• _MATERIAL SHOWN_
----------
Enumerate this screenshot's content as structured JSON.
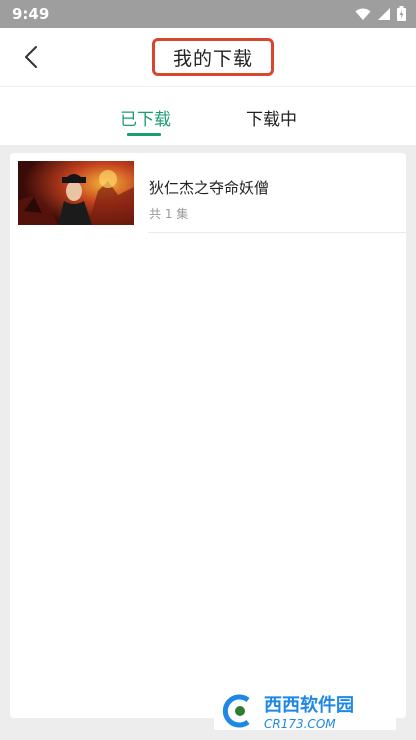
{
  "status_bar": {
    "time": "9:49"
  },
  "header": {
    "title": "我的下载"
  },
  "tabs": [
    {
      "label": "已下载",
      "active": true
    },
    {
      "label": "下载中",
      "active": false
    }
  ],
  "downloads": [
    {
      "title": "狄仁杰之夺命妖僧",
      "subtitle": "共 1 集"
    }
  ],
  "watermark": {
    "brand": "西西软件园",
    "site": "CR173.COM"
  },
  "colors": {
    "accent": "#1a9e6f",
    "highlight_box": "#d9462f",
    "watermark": "#1e88e5"
  }
}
----------
• _DIRECTIONS_
All of the data above should be quoted exactly, except for the pictures.

• _WRITTEN RESPONSE_
Enumerate this screenshot's content as structured JSON.
{
  "status_bar": {
    "time": "9:49"
  },
  "header": {
    "title": "我的下载"
  },
  "tabs": [
    {
      "label": "已下载",
      "active": true
    },
    {
      "label": "下载中",
      "active": false
    }
  ],
  "downloads": [
    {
      "title": "狄仁杰之夺命妖僧",
      "subtitle": "共 1 集"
    }
  ],
  "watermark": {
    "brand": "西西软件园",
    "site": "CR173.COM"
  },
  "colors": {
    "accent": "#1a9e6f",
    "highlight_box": "#d9462f",
    "watermark": "#1e88e5"
  }
}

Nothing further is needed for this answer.